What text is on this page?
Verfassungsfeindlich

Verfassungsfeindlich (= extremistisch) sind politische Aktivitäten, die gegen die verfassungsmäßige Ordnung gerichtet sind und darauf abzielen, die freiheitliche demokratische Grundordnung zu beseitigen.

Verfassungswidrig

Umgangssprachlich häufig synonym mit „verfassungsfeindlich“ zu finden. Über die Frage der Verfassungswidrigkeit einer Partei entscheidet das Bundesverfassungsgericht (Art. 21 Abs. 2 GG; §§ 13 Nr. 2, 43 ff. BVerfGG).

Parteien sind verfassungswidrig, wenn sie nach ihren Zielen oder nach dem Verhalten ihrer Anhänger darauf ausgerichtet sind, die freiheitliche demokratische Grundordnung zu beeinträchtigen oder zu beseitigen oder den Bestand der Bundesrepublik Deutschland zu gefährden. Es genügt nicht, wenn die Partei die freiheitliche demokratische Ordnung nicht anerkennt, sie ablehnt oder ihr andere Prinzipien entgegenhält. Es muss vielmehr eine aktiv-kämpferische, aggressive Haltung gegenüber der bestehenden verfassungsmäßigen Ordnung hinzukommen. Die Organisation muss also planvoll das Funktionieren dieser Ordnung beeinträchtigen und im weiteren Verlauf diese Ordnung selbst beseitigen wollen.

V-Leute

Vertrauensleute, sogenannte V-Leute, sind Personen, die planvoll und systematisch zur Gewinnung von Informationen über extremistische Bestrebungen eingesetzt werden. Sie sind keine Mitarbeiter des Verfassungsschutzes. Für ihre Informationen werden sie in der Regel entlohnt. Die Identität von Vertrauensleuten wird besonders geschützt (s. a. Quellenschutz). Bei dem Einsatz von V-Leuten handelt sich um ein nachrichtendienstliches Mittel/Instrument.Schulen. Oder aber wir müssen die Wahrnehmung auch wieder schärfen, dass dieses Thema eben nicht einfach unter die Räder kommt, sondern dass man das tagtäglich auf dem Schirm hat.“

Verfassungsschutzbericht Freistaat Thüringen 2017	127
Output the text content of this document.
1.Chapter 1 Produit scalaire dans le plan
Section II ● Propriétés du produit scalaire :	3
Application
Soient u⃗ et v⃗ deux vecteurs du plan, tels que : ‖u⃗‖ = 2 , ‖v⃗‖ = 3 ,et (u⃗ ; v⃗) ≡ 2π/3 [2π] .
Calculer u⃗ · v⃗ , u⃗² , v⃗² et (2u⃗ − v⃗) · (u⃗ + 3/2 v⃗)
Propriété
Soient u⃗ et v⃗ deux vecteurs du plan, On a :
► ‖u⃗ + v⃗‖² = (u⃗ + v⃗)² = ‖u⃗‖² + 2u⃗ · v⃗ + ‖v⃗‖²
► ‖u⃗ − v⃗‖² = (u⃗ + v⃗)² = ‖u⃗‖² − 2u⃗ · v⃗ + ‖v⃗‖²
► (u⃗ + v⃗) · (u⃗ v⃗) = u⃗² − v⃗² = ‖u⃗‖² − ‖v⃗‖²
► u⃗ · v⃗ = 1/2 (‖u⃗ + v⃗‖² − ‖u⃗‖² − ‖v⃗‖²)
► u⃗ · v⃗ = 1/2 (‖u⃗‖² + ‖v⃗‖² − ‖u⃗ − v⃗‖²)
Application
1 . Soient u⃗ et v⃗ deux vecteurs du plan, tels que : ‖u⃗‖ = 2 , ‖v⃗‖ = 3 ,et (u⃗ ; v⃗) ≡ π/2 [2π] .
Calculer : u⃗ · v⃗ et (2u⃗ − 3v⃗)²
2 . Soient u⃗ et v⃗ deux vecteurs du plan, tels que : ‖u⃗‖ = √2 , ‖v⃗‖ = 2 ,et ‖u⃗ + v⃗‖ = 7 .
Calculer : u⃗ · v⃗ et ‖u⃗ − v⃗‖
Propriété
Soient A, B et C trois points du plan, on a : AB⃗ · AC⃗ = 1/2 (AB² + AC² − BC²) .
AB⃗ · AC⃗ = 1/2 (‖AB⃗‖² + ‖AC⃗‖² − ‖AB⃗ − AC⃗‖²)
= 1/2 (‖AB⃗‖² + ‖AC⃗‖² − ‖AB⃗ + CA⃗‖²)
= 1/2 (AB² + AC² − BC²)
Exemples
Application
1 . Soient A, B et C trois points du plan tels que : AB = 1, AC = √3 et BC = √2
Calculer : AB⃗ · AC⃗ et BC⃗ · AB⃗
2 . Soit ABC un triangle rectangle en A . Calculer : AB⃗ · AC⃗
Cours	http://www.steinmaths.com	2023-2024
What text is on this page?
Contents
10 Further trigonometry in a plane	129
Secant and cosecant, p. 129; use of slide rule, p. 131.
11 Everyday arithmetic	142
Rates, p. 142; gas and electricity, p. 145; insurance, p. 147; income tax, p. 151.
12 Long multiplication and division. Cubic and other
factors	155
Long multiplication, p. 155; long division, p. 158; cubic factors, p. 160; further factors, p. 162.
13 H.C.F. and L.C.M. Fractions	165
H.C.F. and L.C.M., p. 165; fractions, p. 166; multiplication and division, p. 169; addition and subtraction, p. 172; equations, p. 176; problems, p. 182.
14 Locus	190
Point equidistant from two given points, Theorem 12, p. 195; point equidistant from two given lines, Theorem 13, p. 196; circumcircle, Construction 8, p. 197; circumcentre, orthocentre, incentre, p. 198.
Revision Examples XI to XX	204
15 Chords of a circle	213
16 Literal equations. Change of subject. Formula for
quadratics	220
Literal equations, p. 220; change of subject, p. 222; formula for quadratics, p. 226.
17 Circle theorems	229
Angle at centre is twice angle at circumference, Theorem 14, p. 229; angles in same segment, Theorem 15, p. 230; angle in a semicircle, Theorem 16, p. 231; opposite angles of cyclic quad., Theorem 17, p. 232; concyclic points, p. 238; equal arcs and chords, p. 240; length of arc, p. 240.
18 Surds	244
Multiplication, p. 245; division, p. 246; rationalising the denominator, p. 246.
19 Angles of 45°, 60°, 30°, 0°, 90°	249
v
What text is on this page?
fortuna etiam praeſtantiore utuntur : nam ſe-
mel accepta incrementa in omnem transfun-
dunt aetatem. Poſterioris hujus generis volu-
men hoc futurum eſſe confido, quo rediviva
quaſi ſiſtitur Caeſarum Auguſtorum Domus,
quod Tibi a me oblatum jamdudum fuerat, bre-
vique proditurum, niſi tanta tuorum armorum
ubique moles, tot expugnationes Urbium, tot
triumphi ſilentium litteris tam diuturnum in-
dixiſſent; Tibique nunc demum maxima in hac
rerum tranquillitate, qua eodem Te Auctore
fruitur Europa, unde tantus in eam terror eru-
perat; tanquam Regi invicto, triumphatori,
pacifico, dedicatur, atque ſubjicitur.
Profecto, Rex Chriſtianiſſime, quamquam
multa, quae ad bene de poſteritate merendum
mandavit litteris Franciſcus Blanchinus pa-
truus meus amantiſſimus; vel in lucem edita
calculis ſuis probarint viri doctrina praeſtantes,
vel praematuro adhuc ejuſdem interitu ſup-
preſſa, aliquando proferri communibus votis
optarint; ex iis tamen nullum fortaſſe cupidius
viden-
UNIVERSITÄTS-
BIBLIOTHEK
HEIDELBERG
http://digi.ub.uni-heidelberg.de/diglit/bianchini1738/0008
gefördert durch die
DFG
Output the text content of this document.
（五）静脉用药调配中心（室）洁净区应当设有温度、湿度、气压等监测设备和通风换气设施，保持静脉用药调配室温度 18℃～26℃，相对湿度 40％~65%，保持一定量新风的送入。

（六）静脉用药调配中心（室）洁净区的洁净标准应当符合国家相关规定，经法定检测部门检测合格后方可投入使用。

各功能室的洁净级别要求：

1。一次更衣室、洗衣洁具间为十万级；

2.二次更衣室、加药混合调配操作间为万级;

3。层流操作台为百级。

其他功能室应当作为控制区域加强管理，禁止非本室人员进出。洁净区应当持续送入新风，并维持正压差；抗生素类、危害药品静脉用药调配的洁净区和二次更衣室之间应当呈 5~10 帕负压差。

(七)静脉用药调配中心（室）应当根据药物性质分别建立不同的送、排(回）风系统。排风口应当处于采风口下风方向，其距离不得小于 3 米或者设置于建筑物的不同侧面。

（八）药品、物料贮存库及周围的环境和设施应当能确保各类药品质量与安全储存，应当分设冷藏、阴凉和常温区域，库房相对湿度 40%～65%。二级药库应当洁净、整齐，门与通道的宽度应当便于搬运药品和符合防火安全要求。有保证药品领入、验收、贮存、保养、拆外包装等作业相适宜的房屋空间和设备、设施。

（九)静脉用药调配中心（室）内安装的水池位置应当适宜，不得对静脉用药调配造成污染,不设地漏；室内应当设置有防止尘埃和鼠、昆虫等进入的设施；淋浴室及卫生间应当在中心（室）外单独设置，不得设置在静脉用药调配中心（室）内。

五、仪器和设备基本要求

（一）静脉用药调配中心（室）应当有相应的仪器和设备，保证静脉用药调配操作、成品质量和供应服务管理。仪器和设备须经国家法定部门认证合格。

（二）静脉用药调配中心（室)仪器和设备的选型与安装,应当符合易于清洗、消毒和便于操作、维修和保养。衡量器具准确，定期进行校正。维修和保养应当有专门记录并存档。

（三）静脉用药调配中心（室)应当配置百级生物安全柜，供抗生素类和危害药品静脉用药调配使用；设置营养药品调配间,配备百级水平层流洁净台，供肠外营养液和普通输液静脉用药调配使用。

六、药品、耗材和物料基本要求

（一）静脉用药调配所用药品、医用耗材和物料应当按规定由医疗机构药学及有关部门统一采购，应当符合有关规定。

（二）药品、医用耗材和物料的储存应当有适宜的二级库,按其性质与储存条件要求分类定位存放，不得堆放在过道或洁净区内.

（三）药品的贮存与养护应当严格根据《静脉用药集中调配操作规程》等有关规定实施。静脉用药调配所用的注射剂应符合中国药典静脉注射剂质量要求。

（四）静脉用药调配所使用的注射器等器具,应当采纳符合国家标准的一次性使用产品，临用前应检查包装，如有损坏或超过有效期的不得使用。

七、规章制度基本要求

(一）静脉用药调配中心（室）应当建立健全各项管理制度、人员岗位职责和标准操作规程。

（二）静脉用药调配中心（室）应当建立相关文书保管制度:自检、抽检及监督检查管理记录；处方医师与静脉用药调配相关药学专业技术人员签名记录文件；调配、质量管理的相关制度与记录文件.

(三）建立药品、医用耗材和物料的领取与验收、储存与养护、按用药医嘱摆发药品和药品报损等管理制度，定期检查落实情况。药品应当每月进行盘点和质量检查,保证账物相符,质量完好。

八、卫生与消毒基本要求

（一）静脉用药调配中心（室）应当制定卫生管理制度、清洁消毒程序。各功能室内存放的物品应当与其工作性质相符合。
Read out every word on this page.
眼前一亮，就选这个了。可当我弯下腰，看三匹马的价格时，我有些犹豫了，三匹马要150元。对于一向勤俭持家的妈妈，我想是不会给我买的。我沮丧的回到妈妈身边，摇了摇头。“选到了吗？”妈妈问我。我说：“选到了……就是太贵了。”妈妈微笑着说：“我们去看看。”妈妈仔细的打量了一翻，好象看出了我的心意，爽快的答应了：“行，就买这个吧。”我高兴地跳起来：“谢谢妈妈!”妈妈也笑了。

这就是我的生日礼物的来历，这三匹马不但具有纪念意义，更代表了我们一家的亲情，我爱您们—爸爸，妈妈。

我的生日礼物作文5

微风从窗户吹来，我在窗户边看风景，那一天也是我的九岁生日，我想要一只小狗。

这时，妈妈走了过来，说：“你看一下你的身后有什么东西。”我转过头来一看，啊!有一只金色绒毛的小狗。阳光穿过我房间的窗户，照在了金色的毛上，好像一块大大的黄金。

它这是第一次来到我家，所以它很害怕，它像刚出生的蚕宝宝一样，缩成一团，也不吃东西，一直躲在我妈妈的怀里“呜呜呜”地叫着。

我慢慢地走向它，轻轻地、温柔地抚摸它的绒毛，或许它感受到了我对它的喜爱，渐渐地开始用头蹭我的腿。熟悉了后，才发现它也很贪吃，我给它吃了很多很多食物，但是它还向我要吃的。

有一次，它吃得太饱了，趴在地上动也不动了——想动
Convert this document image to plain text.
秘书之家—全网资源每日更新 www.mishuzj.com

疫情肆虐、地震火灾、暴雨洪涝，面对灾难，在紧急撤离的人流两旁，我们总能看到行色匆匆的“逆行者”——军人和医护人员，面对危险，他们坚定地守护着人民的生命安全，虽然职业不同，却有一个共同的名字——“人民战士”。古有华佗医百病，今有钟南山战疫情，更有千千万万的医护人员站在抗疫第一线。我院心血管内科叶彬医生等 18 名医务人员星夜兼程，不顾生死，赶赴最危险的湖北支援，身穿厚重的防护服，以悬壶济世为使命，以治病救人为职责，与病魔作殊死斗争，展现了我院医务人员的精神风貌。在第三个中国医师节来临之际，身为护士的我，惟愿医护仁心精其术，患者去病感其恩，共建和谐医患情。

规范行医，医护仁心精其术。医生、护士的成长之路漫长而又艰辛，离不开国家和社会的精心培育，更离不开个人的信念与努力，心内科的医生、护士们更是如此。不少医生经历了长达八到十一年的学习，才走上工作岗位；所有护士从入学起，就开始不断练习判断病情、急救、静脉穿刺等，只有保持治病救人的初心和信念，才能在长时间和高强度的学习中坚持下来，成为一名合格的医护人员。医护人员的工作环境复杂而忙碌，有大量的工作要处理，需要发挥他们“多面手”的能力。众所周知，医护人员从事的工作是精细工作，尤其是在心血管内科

□ □ □ □

> GOAL: Using the material above, extract the line that contains "Convert this document image to plain text." and every line after it, exactly as given; stop at the last line.

> FINISHED EXERCISE:
Convert this document image to plain text.
秘书之家—全网资源每日更新 www.mishuzj.com

疫情肆虐、地震火灾、暴雨洪涝，面对灾难，在紧急撤离的人流两旁，我们总能看到行色匆匆的“逆行者”——军人和医护人员，面对危险，他们坚定地守护着人民的生命安全，虽然职业不同，却有一个共同的名字——“人民战士”。古有华佗医百病，今有钟南山战疫情，更有千千万万的医护人员站在抗疫第一线。我院心血管内科叶彬医生等 18 名医务人员星夜兼程，不顾生死，赶赴最危险的湖北支援，身穿厚重的防护服，以悬壶济世为使命，以治病救人为职责，与病魔作殊死斗争，展现了我院医务人员的精神风貌。在第三个中国医师节来临之际，身为护士的我，惟愿医护仁心精其术，患者去病感其恩，共建和谐医患情。

规范行医，医护仁心精其术。医生、护士的成长之路漫长而又艰辛，离不开国家和社会的精心培育，更离不开个人的信念与努力，心内科的医生、护士们更是如此。不少医生经历了长达八到十一年的学习，才走上工作岗位；所有护士从入学起，就开始不断练习判断病情、急救、静脉穿刺等，只有保持治病救人的初心和信念，才能在长时间和高强度的学习中坚持下来，成为一名合格的医护人员。医护人员的工作环境复杂而忙碌，有大量的工作要处理，需要发挥他们“多面手”的能力。众所周知，医护人员从事的工作是精细工作，尤其是在心血管内科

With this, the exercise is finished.